=== WHAT IS ASKED ===
For each line in the data below that holds "JSON", return a copy.

=== DATA LINES ===

• • •

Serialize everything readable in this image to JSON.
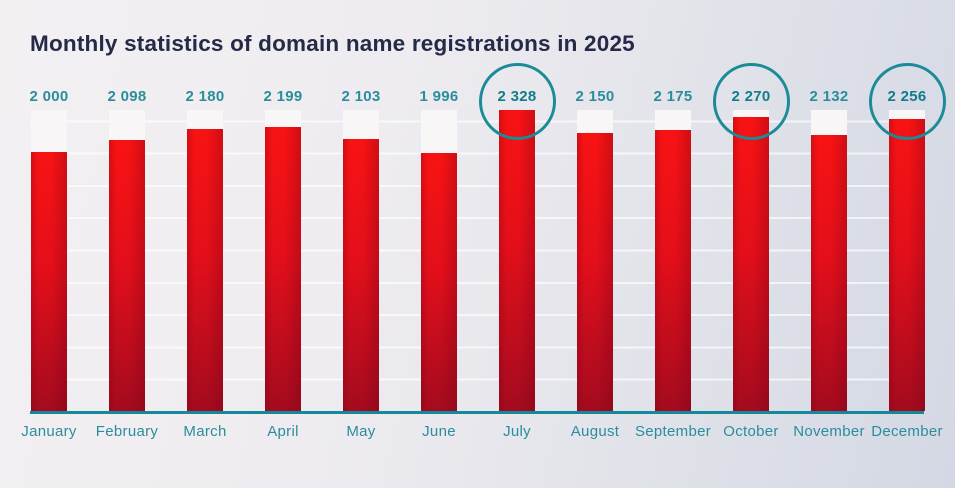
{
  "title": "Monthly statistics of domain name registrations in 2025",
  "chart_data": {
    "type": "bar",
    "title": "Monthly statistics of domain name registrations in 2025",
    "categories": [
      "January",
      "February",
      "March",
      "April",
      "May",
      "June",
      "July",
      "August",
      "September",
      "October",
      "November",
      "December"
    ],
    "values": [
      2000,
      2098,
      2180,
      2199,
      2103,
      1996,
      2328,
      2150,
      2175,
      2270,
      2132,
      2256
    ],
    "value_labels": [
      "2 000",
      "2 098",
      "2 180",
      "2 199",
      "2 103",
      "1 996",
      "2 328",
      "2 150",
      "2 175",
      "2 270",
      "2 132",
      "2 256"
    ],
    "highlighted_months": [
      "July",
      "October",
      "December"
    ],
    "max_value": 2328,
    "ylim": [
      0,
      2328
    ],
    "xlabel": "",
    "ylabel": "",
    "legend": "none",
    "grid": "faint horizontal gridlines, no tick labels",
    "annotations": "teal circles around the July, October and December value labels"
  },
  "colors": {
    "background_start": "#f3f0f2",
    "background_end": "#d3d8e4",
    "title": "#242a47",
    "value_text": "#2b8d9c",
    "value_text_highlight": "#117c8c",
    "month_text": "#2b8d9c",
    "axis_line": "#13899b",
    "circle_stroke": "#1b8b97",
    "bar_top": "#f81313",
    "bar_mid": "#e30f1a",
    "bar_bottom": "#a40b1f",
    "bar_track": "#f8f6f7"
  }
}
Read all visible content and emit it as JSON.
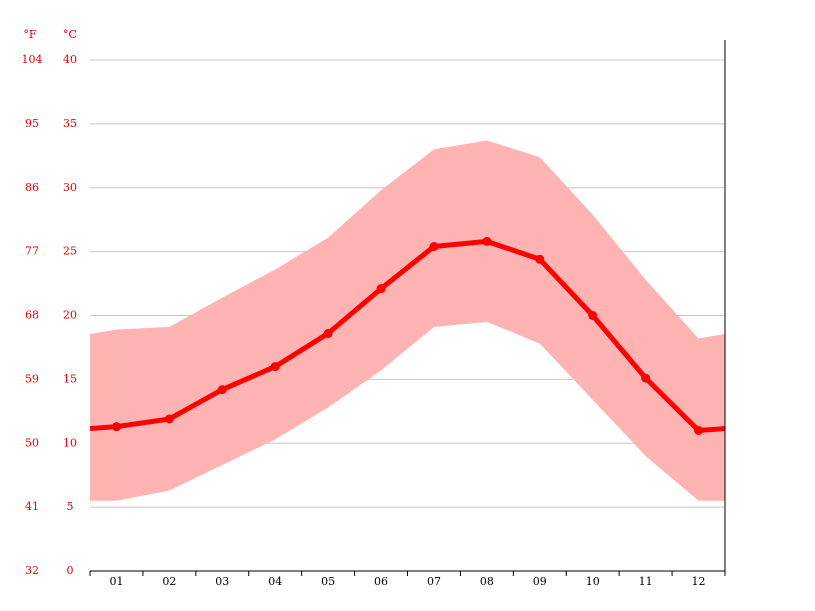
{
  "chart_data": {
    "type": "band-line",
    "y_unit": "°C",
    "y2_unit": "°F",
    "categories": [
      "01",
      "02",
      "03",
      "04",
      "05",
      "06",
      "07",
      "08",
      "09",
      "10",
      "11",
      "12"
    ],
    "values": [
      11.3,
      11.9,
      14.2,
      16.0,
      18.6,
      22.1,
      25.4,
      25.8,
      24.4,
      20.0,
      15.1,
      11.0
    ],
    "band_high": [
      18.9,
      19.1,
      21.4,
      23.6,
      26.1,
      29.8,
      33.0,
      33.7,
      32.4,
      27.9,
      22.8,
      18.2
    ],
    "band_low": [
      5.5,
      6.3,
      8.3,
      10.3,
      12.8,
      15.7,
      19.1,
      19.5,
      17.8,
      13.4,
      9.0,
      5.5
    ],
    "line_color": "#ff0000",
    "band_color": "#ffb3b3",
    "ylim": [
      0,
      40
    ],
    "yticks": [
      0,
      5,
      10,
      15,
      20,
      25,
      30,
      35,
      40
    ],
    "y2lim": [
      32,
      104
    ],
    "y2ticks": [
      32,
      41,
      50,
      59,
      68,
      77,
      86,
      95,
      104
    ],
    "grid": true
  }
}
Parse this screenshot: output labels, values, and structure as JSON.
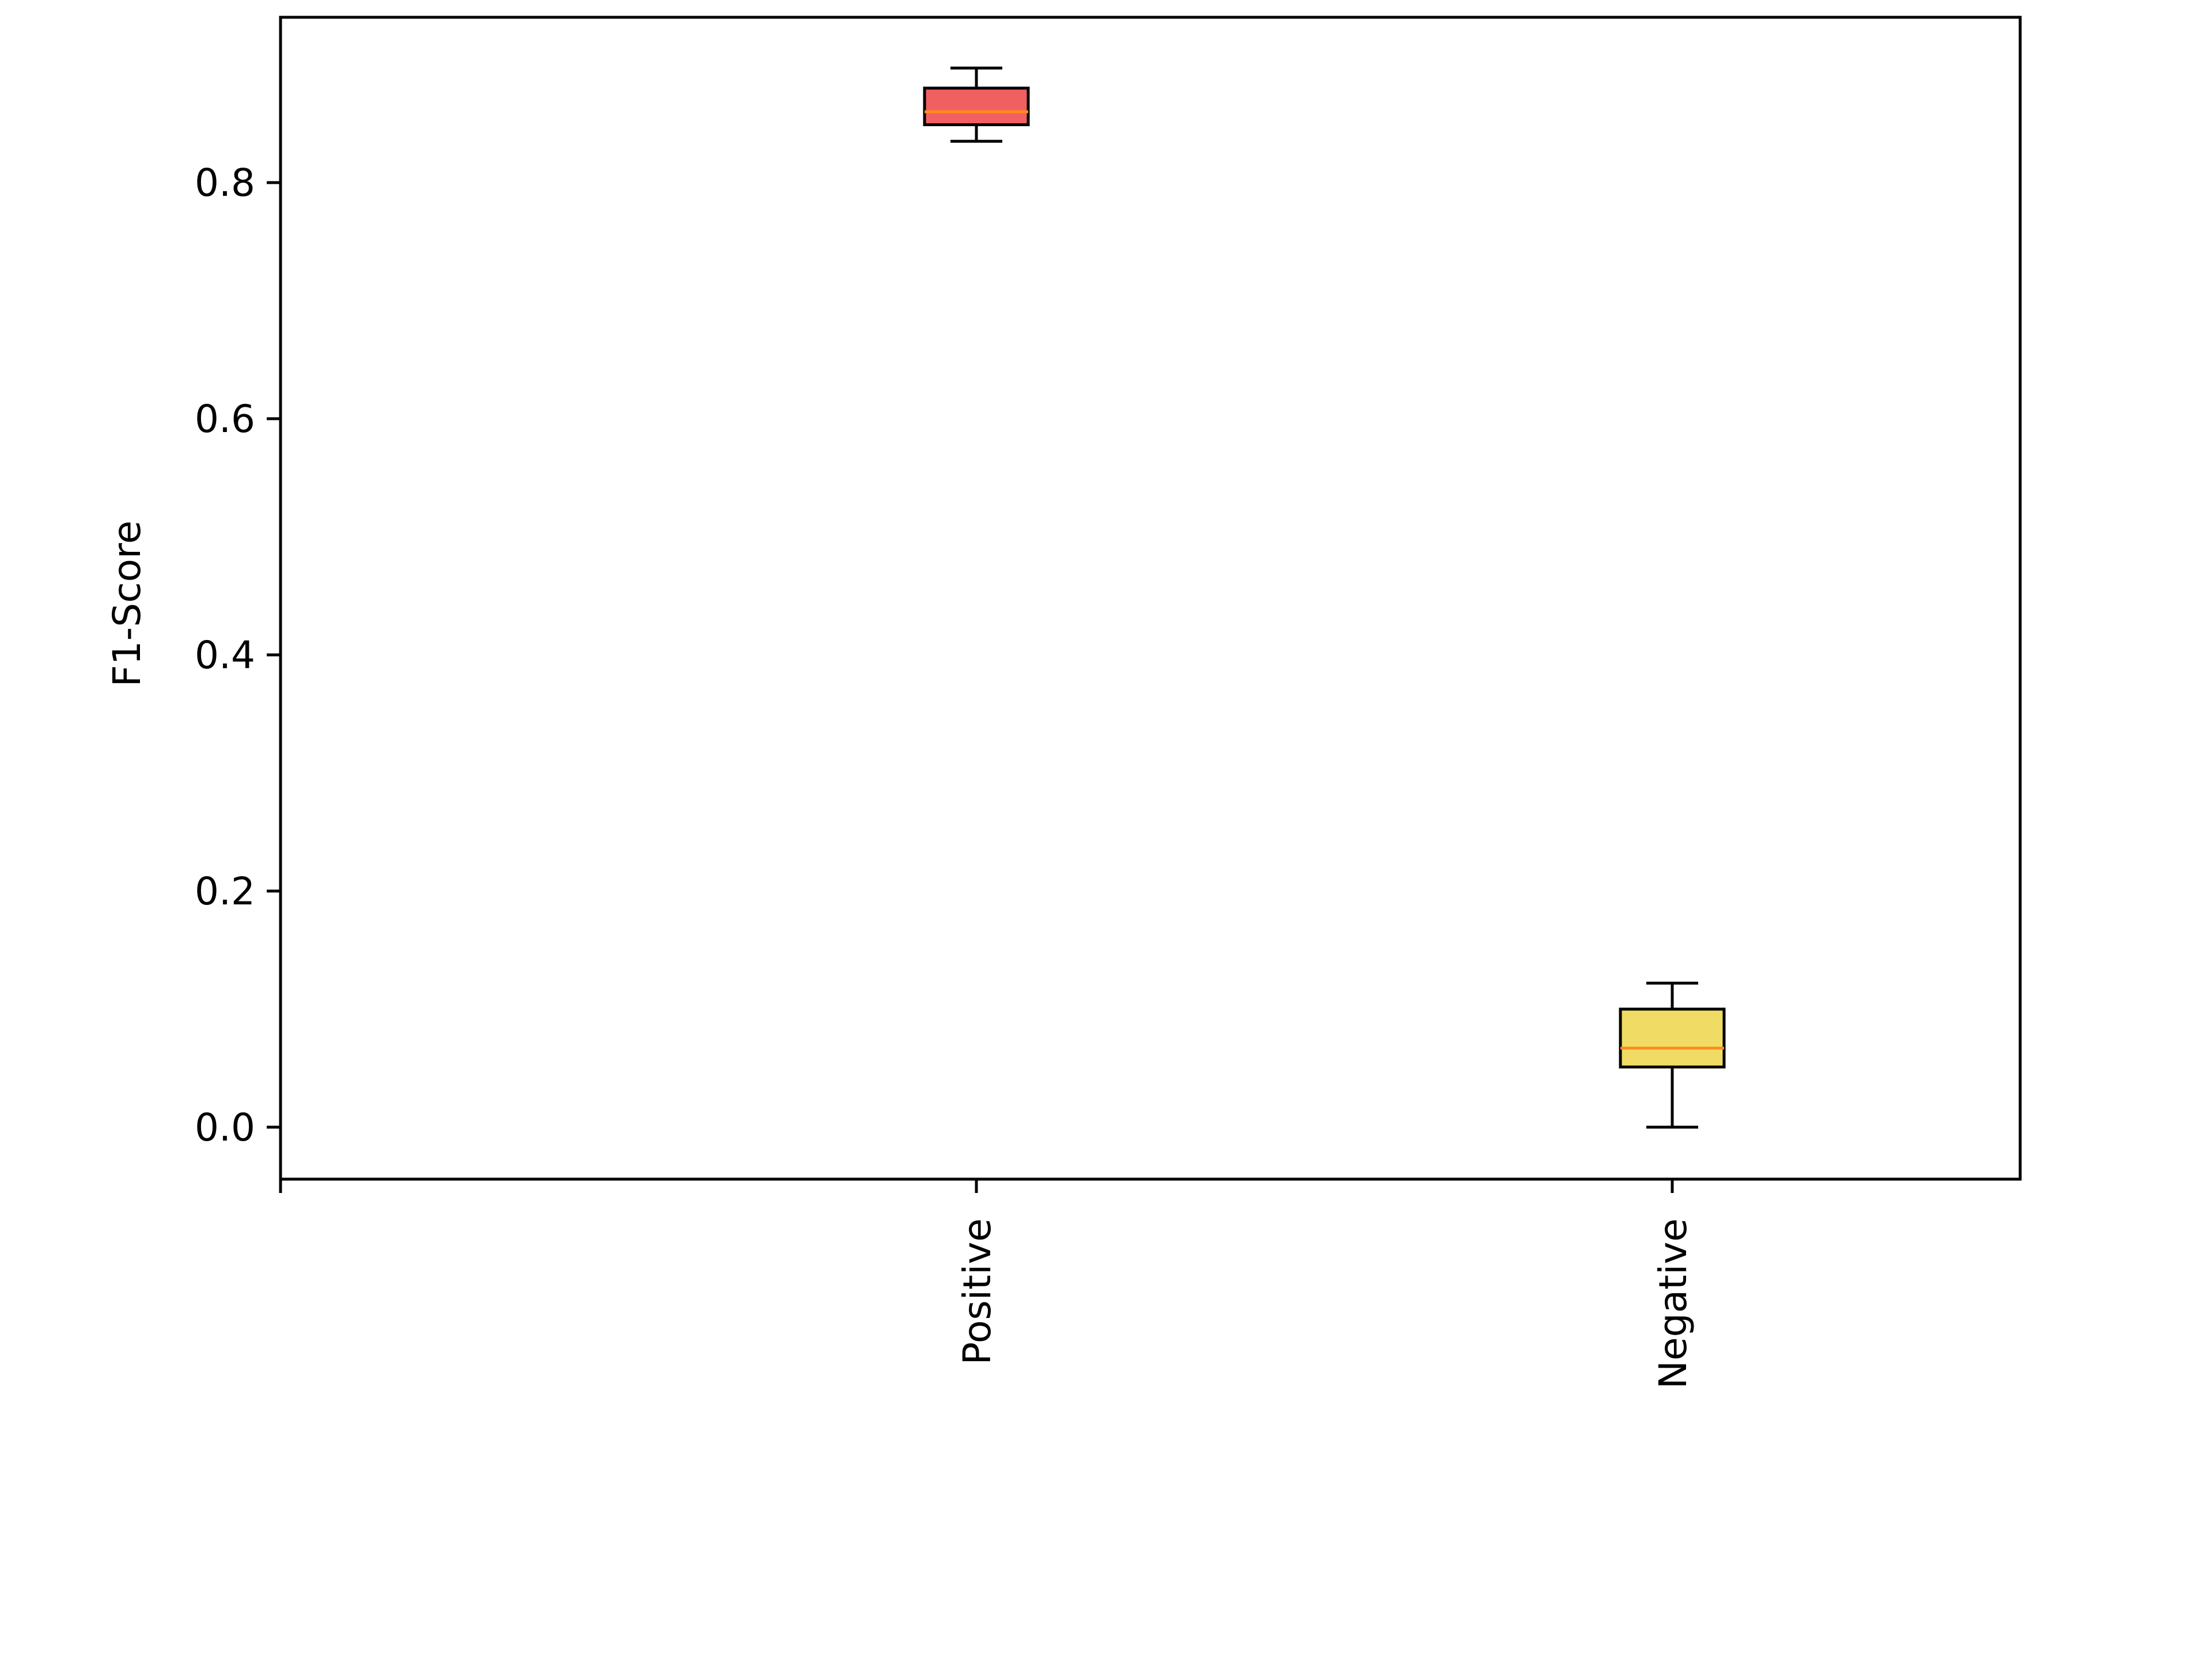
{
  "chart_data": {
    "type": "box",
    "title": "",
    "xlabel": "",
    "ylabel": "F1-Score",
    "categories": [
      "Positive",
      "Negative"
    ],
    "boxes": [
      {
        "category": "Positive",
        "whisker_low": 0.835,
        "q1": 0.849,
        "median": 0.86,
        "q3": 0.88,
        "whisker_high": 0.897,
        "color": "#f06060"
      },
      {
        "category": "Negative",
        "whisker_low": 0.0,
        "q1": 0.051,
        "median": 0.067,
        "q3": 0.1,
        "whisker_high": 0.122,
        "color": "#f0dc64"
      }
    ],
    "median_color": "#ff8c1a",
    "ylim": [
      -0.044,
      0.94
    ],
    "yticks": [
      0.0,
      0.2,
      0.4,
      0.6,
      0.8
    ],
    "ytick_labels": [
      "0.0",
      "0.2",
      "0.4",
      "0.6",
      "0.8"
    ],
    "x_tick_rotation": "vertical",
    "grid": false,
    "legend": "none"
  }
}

• • •

=== REPLY ===
Serialize everything readable in this image to JSON.
Read all visible content and emit it as JSON.
Parse this screenshot: output labels, values, and structure as JSON.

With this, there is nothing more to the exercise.